• Document
################

Error when loading large-3m

easonyang1996 commented 8 months ago

In demo.ipynb, load model and parameters, parameters, param_axes = uio_utils.get_parameters(model, './large-3m/', partitioner)

get: ValueError: Error opening "zarr" driver: Error reading local file "./large-3m/state.param_states.audio_token_embedder.embedding.m/.zarray": Invalid key: "./large-3m/state.param_states.audio_token_embedder.embedding.m/.zarray" [tensorstore_spec='{\"context\":{\"cache_pool\":{},\"data_copy_concurrency\":{},\"file_io_concurrency\":{},\"file_io_sync\":true},\"driver\":\"zarr\",\"dtype\":\"float32\",\"kvstore\":{\"driver\":\"file\",\"path\":\"./large-3m/state.param_states.audio_token_embedder.embedding.m/\"},\"metadata\":{\"shape\":[8320,1024]}}'] [source locations='tensorstore/kvstore/file/file_key_value_store.cc:662\ntensorstore/kvstore/kvstore.cc:378\ntensorstore/driver/driver.cc:114']

jiasenlu commented 8 months ago

Thanks for reporting. @chrisc36 @sangho-vision and @zcczhang can you help check this? I will check this this weekend if there is no respond.

################

• Material shown
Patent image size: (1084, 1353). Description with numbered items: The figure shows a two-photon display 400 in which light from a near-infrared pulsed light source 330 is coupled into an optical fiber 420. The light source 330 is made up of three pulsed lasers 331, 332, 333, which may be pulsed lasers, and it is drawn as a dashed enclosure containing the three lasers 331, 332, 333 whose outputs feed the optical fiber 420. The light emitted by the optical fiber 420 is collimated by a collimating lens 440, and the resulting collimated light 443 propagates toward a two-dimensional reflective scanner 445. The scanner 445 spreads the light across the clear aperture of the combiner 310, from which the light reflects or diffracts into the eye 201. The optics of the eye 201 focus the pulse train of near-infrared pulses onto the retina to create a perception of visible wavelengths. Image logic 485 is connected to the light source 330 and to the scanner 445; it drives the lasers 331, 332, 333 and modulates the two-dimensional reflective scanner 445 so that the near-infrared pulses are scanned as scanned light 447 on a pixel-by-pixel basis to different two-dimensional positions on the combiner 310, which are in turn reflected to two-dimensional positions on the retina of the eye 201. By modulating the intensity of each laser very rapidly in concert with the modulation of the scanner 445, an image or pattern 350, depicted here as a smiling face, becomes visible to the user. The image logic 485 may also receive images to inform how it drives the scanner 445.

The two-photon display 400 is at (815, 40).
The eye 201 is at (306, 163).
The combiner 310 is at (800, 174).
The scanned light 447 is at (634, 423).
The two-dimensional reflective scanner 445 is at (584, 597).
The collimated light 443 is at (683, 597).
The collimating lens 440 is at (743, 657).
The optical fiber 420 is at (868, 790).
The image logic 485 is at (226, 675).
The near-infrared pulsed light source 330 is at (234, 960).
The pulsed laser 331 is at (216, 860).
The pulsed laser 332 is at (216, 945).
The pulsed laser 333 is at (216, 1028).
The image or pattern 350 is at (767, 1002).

################

• What you will do
**a.** Rewrite the issue thread about the large-3m loading error starting with "get: ValueError: Error" and going on through "is no respond.", changing "weekend" to "Friday".
**b.** Extend the issue thread about the large-3m loading error past its final comment.

• Answers in order
**a.**
get: ValueError: Error opening "zarr" driver: Error reading local file "./large-3m/state.param_states.audio_token_embedder.embedding.m/.zarray": Invalid key: "./large-3m/state.param_states.audio_token_embedder.embedding.m/.zarray" [tensorstore_spec='{\"context\":{\"cache_pool\":{},\"data_copy_concurrency\":{},\"file_io_concurrency\":{},\"file_io_sync\":true},\"driver\":\"zarr\",\"dtype\":\"float32\",\"kvstore\":{\"driver\":\"file\",\"path\":\"./large-3m/state.param_states.audio_token_embedder.embedding.m/\"},\"metadata\":{\"shape\":[8320,1024]}}'] [source locations='tensorstore/kvstore/file/file_key_value_store.cc:662\ntensorstore/kvstore/kvstore.cc:378\ntensorstore/driver/driver.cc:114']

jiasenlu commented 8 months ago

Thanks for reporting. @chrisc36 @sangho-vision and @zcczhang can you help check this? I will check this this Friday if there is no respond.

**b.**
zcczhang commented 8 months ago

Hi @easonyang1996, thanks for the interest! I have tried to load the large- 3m ckpt within both GPU and TPU machines and it worked on my end. Also could you please double-check if the model weights downloaded by

aws s3 --no-sign-request cp --recursive s3://ai2-prior-uio/public/uio2-checkpoints/large-3m large-3m --exclude "state*"

especially the last arg --exclude "state*"? After so, all sub-directories are supposed to start with target.

easonyang1996 commented 8 months ago

Thanks for the reply @jiasenlu @zcczhang! I have redownloaded the checkpoint with aws s3 --no-sign-request cp --recursive s3://ai2-prior-uio/public/uio2-checkpoints/large-3m large-3m --exclude "state*" and double-checked that all sub-directories in large-3m/ are started with "target". however, I still get an error. Codes are as follows:

>>> from t5x.examples.unified_io import utils as uio_utils
>>> from t5x import partitioning
>>> model = uio_utils.get_model('large', dtype="float32")
>>> partitioner = partitioning.PjitPartitioner(num_partitions=1)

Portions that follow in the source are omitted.